_Records supplied_.
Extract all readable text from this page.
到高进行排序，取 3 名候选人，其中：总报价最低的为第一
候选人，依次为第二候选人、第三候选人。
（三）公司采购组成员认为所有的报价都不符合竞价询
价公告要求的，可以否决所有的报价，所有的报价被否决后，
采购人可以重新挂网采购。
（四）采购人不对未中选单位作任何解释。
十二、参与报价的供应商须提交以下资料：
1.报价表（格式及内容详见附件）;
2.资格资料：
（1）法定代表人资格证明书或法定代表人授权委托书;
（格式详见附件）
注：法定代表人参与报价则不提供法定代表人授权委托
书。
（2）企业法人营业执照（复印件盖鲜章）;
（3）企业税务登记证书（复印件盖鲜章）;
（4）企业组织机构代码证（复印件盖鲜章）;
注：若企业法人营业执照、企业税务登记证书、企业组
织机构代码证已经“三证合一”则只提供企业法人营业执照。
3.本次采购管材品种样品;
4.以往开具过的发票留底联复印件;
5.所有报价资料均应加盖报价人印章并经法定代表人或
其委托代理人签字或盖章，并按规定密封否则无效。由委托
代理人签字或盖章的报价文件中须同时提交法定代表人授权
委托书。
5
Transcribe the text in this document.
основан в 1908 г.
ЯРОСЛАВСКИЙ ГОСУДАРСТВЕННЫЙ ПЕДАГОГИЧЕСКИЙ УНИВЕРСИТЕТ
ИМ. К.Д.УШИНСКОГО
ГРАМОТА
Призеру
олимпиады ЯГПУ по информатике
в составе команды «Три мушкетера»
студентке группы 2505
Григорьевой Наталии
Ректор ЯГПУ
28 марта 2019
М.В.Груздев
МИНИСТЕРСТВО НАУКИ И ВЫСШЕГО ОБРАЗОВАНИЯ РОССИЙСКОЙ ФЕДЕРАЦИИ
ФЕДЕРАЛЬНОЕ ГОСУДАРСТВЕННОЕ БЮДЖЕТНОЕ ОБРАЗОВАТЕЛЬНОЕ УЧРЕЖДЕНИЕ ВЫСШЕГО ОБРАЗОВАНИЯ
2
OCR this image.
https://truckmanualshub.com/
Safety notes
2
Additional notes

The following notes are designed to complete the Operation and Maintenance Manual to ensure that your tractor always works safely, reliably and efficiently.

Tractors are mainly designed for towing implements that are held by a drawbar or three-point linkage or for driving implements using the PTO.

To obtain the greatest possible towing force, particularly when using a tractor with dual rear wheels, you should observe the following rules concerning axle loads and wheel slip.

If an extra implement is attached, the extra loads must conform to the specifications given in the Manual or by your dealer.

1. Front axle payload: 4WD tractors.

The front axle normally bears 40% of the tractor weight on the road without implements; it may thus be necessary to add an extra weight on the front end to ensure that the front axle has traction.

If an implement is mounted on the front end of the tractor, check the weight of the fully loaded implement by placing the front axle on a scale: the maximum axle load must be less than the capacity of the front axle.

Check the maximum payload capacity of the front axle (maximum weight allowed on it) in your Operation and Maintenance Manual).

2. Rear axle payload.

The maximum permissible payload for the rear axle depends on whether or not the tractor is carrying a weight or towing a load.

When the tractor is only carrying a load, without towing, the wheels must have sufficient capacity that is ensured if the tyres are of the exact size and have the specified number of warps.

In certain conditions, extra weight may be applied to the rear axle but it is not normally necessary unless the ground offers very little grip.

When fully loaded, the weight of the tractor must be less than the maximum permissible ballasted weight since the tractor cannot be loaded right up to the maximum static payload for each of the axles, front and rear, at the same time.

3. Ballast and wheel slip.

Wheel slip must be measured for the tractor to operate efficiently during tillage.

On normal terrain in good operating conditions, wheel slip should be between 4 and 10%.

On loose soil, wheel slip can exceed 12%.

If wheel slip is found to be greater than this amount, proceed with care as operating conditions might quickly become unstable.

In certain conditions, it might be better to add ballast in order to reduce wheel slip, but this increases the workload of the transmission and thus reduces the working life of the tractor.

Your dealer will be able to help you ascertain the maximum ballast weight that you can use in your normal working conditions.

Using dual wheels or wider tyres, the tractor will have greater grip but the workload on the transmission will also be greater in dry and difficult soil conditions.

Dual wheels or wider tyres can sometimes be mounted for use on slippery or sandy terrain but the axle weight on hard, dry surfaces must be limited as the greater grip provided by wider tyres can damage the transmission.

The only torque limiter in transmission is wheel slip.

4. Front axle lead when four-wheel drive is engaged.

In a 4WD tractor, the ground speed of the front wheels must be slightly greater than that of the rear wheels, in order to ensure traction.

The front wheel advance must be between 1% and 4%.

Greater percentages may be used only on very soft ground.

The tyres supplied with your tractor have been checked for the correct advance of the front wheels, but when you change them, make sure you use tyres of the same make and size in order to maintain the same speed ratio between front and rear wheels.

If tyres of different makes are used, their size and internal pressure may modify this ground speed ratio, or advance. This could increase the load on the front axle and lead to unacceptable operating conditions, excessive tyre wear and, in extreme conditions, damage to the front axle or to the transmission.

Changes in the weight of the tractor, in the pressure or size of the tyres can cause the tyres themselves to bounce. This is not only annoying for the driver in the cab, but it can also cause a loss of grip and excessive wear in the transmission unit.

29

_What you will do_.
Return every line above in which the string "grip" occurs.

_Exercise response_.
In certain conditions, extra weight may be applied to the rear axle but it is not normally necessary unless the ground offers very little grip.
Using dual wheels or wider tyres, the tractor will have greater grip but the workload on the transmission will also be greater in dry and difficult soil conditions.
Dual wheels or wider tyres can sometimes be mounted for use on slippery or sandy terrain but the axle weight on hard, dry surfaces must be limited as the greater grip provided by wider tyres can damage the transmission.
Changes in the weight of the tractor, in the pressure or size of the tyres can cause the tyres themselves to bounce. This is not only annoying for the driver in the cab, but it can also cause a loss of grip and excessive wear in the transmission unit.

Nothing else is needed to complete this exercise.